Extrait de page ▸
—————

Survie

Les migrants subsahariens au cœur des dérives des politiques migratoires

(mis en ligne le 15 septembre 2025) - Zouheir Ben Jannet

La présence des migrants subsahariens en Tunisie fait depuis quelques années l’objet d’un débat intense, trop souvent alimenté par des informations erronées ou instrumentalisées. La parole au Forum tunisien pour les droits économiques et sociaux (FTDES), qui a mené l’enquête sur le terrain.

Si la présence des migrants subsahariens en Tunisie n’est pas un phénomène récent, celle-ci s’est intensifiée de manière significative à partir de 2011, sous l’effet de plusieurs dynamiques régionales. D’une part, le déclenchement de la guerre en Libye a poussé des dizaines de milliers d’entre eux à franchir les frontières, d’autre part, la levée de l’obligation de visa pour les ressortissants de plusieurs pays africains non maghrébins, intervenue en 2012 et 2015, a considérablement facilité la mobilité vers la Tunisie.
Cette dynamique s’inscrit dans un contexte régional marqué par un durcissement des politiques migratoires. En Algérie, les autorités multiplient rafles, détentions et expulsions collectives de personnes en situation irrégulière. En Libye, la situation est encore plus critique : les migrants y subissent arrestations arbitraires, violences systématiques et détentions prolongées dans des centres insalubres, dans un climat de guerre civile persistante.

—————

Informations extraites ▸
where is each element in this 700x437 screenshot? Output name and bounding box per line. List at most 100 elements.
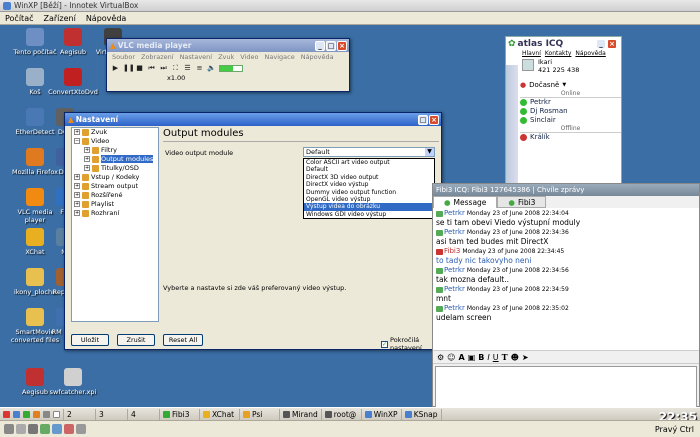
save-button[interactable]: Uložit xyxy=(71,334,109,346)
minimize-button[interactable]: _ xyxy=(315,40,325,51)
dropdown-option[interactable]: Výstup videa do obrázku xyxy=(304,203,434,211)
expand-icon[interactable]: + xyxy=(74,174,80,180)
expand-icon[interactable]: − xyxy=(74,138,80,144)
vlc-menu-soubor[interactable]: Soubor xyxy=(109,53,138,61)
contact-item[interactable]: Sinclair xyxy=(520,116,621,125)
vlc-menu-zobrazeni[interactable]: Zobrazení xyxy=(138,53,177,61)
firefox-icon[interactable] xyxy=(33,410,40,418)
taskbar-button[interactable]: Psi xyxy=(240,408,280,420)
tree-item[interactable]: + Zvuk xyxy=(72,128,158,137)
contact-item[interactable]: Králík xyxy=(520,133,621,142)
desktop-icon[interactable]: ConvertXtoDvd xyxy=(48,68,98,96)
expand-icon[interactable]: + xyxy=(84,165,90,171)
group-offline[interactable]: Offline xyxy=(520,125,621,133)
vlc-window[interactable]: ▲ VLC media player _ □ × Soubor Zobrazen… xyxy=(106,38,350,92)
expand-icon[interactable]: + xyxy=(84,156,90,162)
icq-menu-hlavni[interactable]: Hlavní xyxy=(520,50,543,57)
dropdown-option[interactable]: OpenGL video výstup xyxy=(304,196,434,203)
close-button[interactable]: × xyxy=(607,38,617,49)
vlc-menu-navigace[interactable]: Navigace xyxy=(262,53,298,61)
vlc-menu-video[interactable]: Video xyxy=(237,53,261,61)
minimize-button[interactable]: _ xyxy=(596,38,606,49)
settings-window[interactable]: ▲ Nastavení □ × + Zvuk − Video + Filtry + Outpu… xyxy=(64,112,442,352)
maximize-button[interactable]: □ xyxy=(418,114,428,125)
dropdown-option[interactable]: Windows GDI video výstup xyxy=(304,211,434,218)
close-button[interactable]: × xyxy=(429,114,439,125)
taskbar-button[interactable]: root@ xyxy=(322,408,362,420)
maximize-button[interactable]: □ xyxy=(326,40,336,51)
tree-item[interactable]: + Filtry xyxy=(72,146,158,155)
desktop-switcher[interactable]: 4 xyxy=(128,408,160,420)
next-icon[interactable]: ⏭ xyxy=(159,64,168,72)
dropdown-option[interactable]: DirectX video výstup xyxy=(304,181,434,188)
desktop-1-icon[interactable] xyxy=(53,410,60,418)
tree-item[interactable]: + Stream output xyxy=(72,182,158,191)
tab-fibi3[interactable]: ● Fibi3 xyxy=(497,196,547,208)
previous-icon[interactable]: ⏮ xyxy=(147,64,156,72)
network-icon[interactable] xyxy=(40,424,50,434)
contact-item[interactable]: Petrkr xyxy=(520,98,621,107)
attach-icon[interactable]: ⚙ xyxy=(437,353,444,362)
chevron-down-icon[interactable]: ▼ xyxy=(425,148,434,156)
group-online[interactable]: Online xyxy=(520,90,621,98)
tree-item[interactable]: + Output modules xyxy=(72,155,158,164)
floppy-icon[interactable] xyxy=(28,424,38,434)
start-icon[interactable] xyxy=(3,410,10,418)
video-output-dropdown[interactable]: Color ASCII art video output Default Direc… xyxy=(303,158,435,220)
expand-icon[interactable]: + xyxy=(74,183,80,189)
host-menu-napoveda[interactable]: Nápověda xyxy=(81,14,132,23)
close-button[interactable]: × xyxy=(337,40,347,51)
desktop-switcher[interactable]: 3 xyxy=(96,408,128,420)
pause-icon[interactable]: ❚❚ xyxy=(123,64,135,72)
mouse-integration-icon[interactable] xyxy=(76,424,86,434)
tree-item[interactable]: − Video xyxy=(72,137,158,146)
dropdown-option[interactable]: DirectX 3D video output xyxy=(304,174,434,181)
tab-message[interactable]: ● Message xyxy=(433,196,498,208)
tree-item[interactable]: + Vstup / Kodeky xyxy=(72,173,158,182)
smiley-icon[interactable]: ☺ xyxy=(447,353,455,362)
usb-icon[interactable] xyxy=(52,424,62,434)
icq-menu-kontakty[interactable]: Kontakty xyxy=(543,50,574,57)
bold-icon[interactable]: B xyxy=(478,353,484,362)
emoticon-icon[interactable]: ☻ xyxy=(511,353,519,362)
taskbar-button[interactable]: Mirand xyxy=(280,408,322,420)
host-menu-zarizeni[interactable]: Zařízení xyxy=(39,14,81,23)
expand-icon[interactable]: + xyxy=(74,201,80,207)
icq-status-select[interactable]: ● Dočasně ▼ xyxy=(520,79,621,90)
settings-title-bar[interactable]: ▲ Nastavení □ × xyxy=(65,113,441,126)
settings-tree[interactable]: + Zvuk − Video + Filtry + Output modules + Titulk… xyxy=(71,127,159,322)
volume-slider[interactable] xyxy=(219,64,243,72)
chat-title-bar[interactable]: Fibi3 ICQ: Fibi3 127645386 | Chvíle zprá… xyxy=(433,184,699,196)
play-icon[interactable]: ▶ xyxy=(111,64,120,72)
harddisk-icon[interactable] xyxy=(4,424,14,434)
extended-icon[interactable]: ≡ xyxy=(195,64,204,72)
tree-item[interactable]: + Rozhraní xyxy=(72,209,158,218)
video-output-select[interactable]: Default ▼ xyxy=(303,147,435,157)
desktop-icon[interactable]: swfcatcher.xpi xyxy=(48,368,98,396)
dropdown-option[interactable]: Default xyxy=(304,166,434,173)
vlc-menu-napoveda[interactable]: Nápověda xyxy=(298,53,337,61)
taskbar-button[interactable]: WinXP xyxy=(362,408,402,420)
desktop-switcher[interactable]: 2 xyxy=(64,408,96,420)
expand-icon[interactable]: + xyxy=(84,147,90,153)
taskbar-button[interactable]: KSnap xyxy=(402,408,442,420)
fullscreen-icon[interactable]: ⛶ xyxy=(171,64,180,72)
playlist-icon[interactable]: ☰ xyxy=(183,64,192,72)
contact-item[interactable]: Dj Rosman xyxy=(520,107,621,116)
vlc-title-bar[interactable]: ▲ VLC media player _ □ × xyxy=(107,39,349,52)
dropdown-option[interactable]: Dummy video output function xyxy=(304,189,434,196)
text-icon[interactable]: T xyxy=(502,352,508,362)
cancel-button[interactable]: Zrušit xyxy=(117,334,155,346)
cdrom-icon[interactable] xyxy=(16,424,26,434)
tree-item[interactable]: + Rozšířené xyxy=(72,191,158,200)
tree-item[interactable]: + Titulky/OSD xyxy=(72,164,158,173)
shared-folders-icon[interactable] xyxy=(64,424,74,434)
taskbar-button[interactable]: XChat xyxy=(200,408,240,420)
vlc-menu-nastaveni[interactable]: Nastavení xyxy=(177,53,216,61)
icq-menu-napoveda[interactable]: Nápověda xyxy=(573,50,607,57)
send-icon[interactable]: ➤ xyxy=(522,353,529,362)
folder-icon[interactable] xyxy=(43,410,50,418)
color-icon[interactable]: ▣ xyxy=(468,353,476,362)
stop-icon[interactable]: ■ xyxy=(135,64,144,72)
home-icon[interactable] xyxy=(13,410,20,418)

—————

Consignes de l'exercice ▸
- A) Selon l'article sur les migrants subsahariens, à partir de quelle année leur présence en Tunisie s'est-elle intensifiée de manière significative ?
- B) Recopiez le passage de l'article sur les migrants subsahariens qui va de « La présence des migrants subsahariens en Tunisie fait » jusqu'à « sur le terrain. ».
- C) Pour chaque affirmation, indiquez par oui ou par non si elle concorde avec l'article sur les migrants subsahariens, et citez les mots de l'article qui permettent de trancher.
(i) La levée de l'obligation de visa pour des ressortissants de plusieurs pays africains non maghrébins a eu lieu en 2012 et 2015.
(ii) En Algérie, les migrants subissent des détentions prolongées dans des centres insalubres.
(iii) L'enquête de terrain a été menée par le FTDES.
Le matériau ci-dessus n'a aucun lien avec l'article.

Liste des réponses ▸
- A) À partir de 2011.

- B)
La présence des migrants subsahariens en Tunisie fait depuis quelques années l’objet d’un débat intense, trop souvent alimenté par des informations erronées ou instrumentalisées. La parole au Forum tunisien pour les droits économiques et sociaux (FTDES), qui a mené l’enquête sur le terrain.

- C)
(i) Oui : « intervenue en 2012 et 2015 ».
(ii) Non : « En Libye, la situation est encore plus critique : les migrants y subissent arrestations arbitraires, violences systématiques et détentions prolongées dans des centres insalubres ».
(iii) Oui : « Forum tunisien pour les droits économiques et sociaux (FTDES), qui a mené l’enquête sur le terrain ».